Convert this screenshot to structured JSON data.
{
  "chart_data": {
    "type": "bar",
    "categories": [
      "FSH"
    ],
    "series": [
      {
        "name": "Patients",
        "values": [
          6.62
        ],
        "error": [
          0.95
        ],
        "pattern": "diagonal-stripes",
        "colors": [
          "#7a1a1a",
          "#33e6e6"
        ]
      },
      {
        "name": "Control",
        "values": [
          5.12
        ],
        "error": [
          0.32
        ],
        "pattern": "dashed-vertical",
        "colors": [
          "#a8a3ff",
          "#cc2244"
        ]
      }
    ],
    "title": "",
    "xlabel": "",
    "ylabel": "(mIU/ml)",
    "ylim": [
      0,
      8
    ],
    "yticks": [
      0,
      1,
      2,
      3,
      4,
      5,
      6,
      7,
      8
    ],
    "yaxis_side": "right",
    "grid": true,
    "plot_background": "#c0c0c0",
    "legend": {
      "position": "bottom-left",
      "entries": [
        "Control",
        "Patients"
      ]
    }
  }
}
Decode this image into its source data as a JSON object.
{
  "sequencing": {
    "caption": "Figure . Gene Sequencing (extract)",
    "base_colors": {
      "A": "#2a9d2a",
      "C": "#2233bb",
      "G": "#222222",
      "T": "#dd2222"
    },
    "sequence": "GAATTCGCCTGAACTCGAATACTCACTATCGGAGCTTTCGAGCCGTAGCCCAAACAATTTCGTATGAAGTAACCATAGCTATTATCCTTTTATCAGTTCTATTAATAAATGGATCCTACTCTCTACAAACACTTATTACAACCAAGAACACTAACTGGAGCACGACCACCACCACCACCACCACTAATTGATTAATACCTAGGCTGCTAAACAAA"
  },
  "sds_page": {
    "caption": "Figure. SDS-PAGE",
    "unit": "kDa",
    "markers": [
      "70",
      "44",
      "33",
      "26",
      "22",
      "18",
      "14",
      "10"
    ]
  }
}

Task statement:
Only lines containing the string "pattern" belong in the answer; find them in the data above and copy them.

Response to the exercise:
        "pattern": "diagonal-stripes",
        "pattern": "dashed-vertical",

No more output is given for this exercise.